--- BEGIN EXCERPTED PASSAGE ---

Re: shared-memory based stats collector - v66 - Mailing list pgsql-hackers

From Andres Freund
Subject Re: shared-memory based stats collector - v66
Date
Msg-id 20220329072417.er26q5pxc4pbldn7@alap3.anarazel.de
Whole thread Raw
In response to Re: shared-memory based stats collector - v66  (Kyotaro Horiguchi <horikyota.ntt@gmail.com>)
List pgsql-hackers
Hi,

On 2022-03-25 17:24:18 +0900, Kyotaro Horiguchi wrote:
> I'd like to dump out my humble thoughts about other AFIXMEs..

Thanks!  Please have another look at the code in
https://github.com/anarazel/postgres/tree/shmstat I just pushed a revised
version with a lot of [a]fixmes removed.


Most importantly I did move replication slot stats into the hash table, and
just generally revised the replication slot stats code substantially. I
think it does look better now.

But also there's a new commit allowing dsm use in single user mode. To be able
to rely on stats drops we need to perform them even in single user mode. The
only reason this didn't previously fail was that we allocated enough "static"
shared memory for single user mode to never need DSMs.

Thanks to Melanie's tests, and a few more additions by myself, the code is now
reasonably well covered. The big exception to that is recovery conflict stats,
and as Melanie noticed, that was broken (somehow pgstat_database_flush_cb()
didn't sum them up)). I think she has some WIP tests...

Re the added tests: I did fix a few timing issues there. There's probably a
few more hiding somewhere.

--- END EXCERPTED PASSAGE ---

Transcribe the shared-memory stats collector reply word for word, starting with the words "shared memory for" and ending after "more hiding somewhere.".

--- BEGIN DATASET CONTENT ---

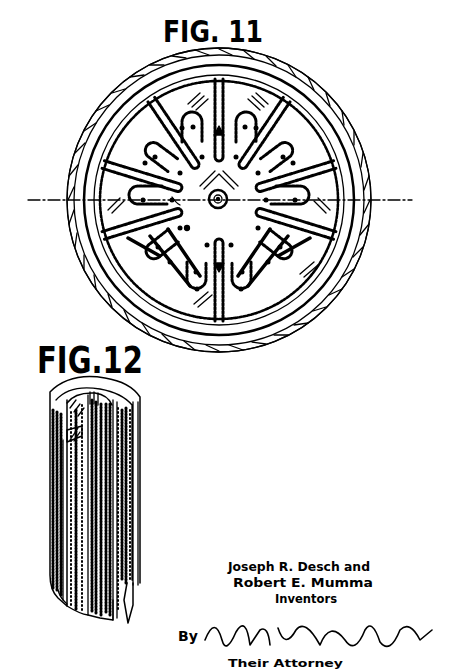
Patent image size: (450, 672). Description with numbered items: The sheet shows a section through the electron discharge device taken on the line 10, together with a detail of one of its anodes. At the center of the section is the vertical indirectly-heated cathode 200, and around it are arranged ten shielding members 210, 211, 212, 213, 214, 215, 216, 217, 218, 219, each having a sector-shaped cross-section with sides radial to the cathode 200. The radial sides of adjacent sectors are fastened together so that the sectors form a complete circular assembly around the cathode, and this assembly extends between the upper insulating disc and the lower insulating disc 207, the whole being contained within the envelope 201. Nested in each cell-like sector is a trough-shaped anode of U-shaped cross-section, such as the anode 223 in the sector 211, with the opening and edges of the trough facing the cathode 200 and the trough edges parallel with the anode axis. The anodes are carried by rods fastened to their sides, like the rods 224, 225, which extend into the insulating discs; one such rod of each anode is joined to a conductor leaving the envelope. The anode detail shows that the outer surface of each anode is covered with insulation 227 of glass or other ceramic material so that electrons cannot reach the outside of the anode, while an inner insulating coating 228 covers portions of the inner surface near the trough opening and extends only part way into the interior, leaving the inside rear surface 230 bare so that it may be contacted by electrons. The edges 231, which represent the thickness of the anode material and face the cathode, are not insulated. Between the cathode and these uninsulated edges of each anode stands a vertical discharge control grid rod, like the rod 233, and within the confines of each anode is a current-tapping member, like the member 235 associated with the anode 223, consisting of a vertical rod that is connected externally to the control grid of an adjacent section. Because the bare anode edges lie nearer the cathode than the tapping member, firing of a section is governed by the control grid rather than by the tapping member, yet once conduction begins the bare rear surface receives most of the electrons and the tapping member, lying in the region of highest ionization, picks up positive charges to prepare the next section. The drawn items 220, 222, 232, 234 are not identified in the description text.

--- END DATASET CONTENT ---

> EXERCISE ANSWER
shared memory for single user mode to never need DSMs.

Thanks to Melanie's tests, and a few more additions by myself, the code is now
reasonably well covered. The big exception to that is recovery conflict stats,
and as Melanie noticed, that was broken (somehow pgstat_database_flush_cb()
didn't sum them up)). I think she has some WIP tests...

Re the added tests: I did fix a few timing issues there. There's probably a
few more hiding somewhere.